| AIM OF THE TASK |
Reproduce each of the lines word for word.

| WORKING DATA |
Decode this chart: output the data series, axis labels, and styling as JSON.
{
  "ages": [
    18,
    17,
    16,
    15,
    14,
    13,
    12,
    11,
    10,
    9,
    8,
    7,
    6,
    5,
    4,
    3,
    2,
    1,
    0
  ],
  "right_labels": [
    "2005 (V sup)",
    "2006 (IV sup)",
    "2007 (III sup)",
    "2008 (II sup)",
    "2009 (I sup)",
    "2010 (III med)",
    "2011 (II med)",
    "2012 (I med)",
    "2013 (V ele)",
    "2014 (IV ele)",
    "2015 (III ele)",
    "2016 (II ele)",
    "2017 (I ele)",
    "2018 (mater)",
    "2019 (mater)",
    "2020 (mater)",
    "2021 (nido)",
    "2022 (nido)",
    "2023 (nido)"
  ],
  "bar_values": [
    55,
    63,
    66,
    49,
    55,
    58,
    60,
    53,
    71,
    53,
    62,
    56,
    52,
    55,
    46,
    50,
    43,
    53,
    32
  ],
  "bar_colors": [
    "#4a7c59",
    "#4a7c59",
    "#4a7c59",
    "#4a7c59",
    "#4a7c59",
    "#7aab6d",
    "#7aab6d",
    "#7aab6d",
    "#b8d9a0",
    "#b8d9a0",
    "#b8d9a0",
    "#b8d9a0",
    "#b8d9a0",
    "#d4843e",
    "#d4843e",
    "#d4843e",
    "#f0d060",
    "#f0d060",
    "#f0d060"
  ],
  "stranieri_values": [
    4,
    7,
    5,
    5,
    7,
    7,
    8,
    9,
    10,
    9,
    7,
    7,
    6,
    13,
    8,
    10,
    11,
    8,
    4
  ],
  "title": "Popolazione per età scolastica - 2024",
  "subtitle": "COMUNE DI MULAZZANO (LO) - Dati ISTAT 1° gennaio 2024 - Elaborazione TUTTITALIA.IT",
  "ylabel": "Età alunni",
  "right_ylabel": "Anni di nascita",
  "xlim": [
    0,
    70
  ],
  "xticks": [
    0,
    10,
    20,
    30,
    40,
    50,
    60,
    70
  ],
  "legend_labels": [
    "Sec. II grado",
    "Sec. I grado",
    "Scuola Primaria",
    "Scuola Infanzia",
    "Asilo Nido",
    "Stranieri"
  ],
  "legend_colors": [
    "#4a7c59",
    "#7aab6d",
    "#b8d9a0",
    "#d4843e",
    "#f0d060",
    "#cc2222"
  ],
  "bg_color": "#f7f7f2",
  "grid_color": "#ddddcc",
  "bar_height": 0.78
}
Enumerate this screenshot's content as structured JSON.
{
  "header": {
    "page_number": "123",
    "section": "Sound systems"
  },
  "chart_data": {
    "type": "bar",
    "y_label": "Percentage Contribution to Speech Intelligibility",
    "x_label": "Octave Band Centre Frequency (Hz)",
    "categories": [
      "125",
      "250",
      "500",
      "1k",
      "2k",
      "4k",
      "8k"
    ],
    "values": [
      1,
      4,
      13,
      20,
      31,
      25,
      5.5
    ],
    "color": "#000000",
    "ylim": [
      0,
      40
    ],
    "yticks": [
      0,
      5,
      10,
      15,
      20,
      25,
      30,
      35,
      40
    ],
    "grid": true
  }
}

| RESULT OF THIS EXERCISE |
Decode this chart: output the data series, axis labels, and styling as JSON.
{
  "ages": [
    18,
    17,
    16,
    15,
    14,
    13,
    12,
    11,
    10,
    9,
    8,
    7,
    6,
    5,
    4,
    3,
    2,
    1,
    0
  ],
  "right_labels": [
    "2005 (V sup)",
    "2006 (IV sup)",
    "2007 (III sup)",
    "2008 (II sup)",
    "2009 (I sup)",
    "2010 (III med)",
    "2011 (II med)",
    "2012 (I med)",
    "2013 (V ele)",
    "2014 (IV ele)",
    "2015 (III ele)",
    "2016 (II ele)",
    "2017 (I ele)",
    "2018 (mater)",
    "2019 (mater)",
    "2020 (mater)",
    "2021 (nido)",
    "2022 (nido)",
    "2023 (nido)"
  ],
  "bar_values": [
    55,
    63,
    66,
    49,
    55,
    58,
    60,
    53,
    71,
    53,
    62,
    56,
    52,
    55,
    46,
    50,
    43,
    53,
    32
  ],
  "bar_colors": [
    "#4a7c59",
    "#4a7c59",
    "#4a7c59",
    "#4a7c59",
    "#4a7c59",
    "#7aab6d",
    "#7aab6d",
    "#7aab6d",
    "#b8d9a0",
    "#b8d9a0",
    "#b8d9a0",
    "#b8d9a0",
    "#b8d9a0",
    "#d4843e",
    "#d4843e",
    "#d4843e",
    "#f0d060",
    "#f0d060",
    "#f0d060"
  ],
  "stranieri_values": [
    4,
    7,
    5,
    5,
    7,
    7,
    8,
    9,
    10,
    9,
    7,
    7,
    6,
    13,
    8,
    10,
    11,
    8,
    4
  ],
  "title": "Popolazione per età scolastica - 2024",
  "subtitle": "COMUNE DI MULAZZANO (LO) - Dati ISTAT 1° gennaio 2024 - Elaborazione TUTTITALIA.IT",
  "ylabel": "Età alunni",
  "right_ylabel": "Anni di nascita",
  "xlim": [
    0,
    70
  ],
  "xticks": [
    0,
    10,
    20,
    30,
    40,
    50,
    60,
    70
  ],
  "legend_labels": [
    "Sec. II grado",
    "Sec. I grado",
    "Scuola Primaria",
    "Scuola Infanzia",
    "Asilo Nido",
    "Stranieri"
  ],
  "legend_colors": [
    "#4a7c59",
    "#7aab6d",
    "#b8d9a0",
    "#d4843e",
    "#f0d060",
    "#cc2222"
  ],
  "bg_color": "#f7f7f2",
  "grid_color": "#ddddcc",
  "bar_height": 0.78
}
Enumerate this screenshot's content as structured JSON.
{
  "header": {
    "page_number": "123",
    "section": "Sound systems"
  },
  "chart_data": {
    "type": "bar",
    "y_label": "Percentage Contribution to Speech Intelligibility",
    "x_label": "Octave Band Centre Frequency (Hz)",
    "categories": [
      "125",
      "250",
      "500",
      "1k",
      "2k",
      "4k",
      "8k"
    ],
    "values": [
      1,
      4,
      13,
      20,
      31,
      25,
      5.5
    ],
    "color": "#000000",
    "ylim": [
      0,
      40
    ],
    "yticks": [
      0,
      5,
      10,
      15,
      20,
      25,
      30,
      35,
      40
    ],
    "grid": true
  }
}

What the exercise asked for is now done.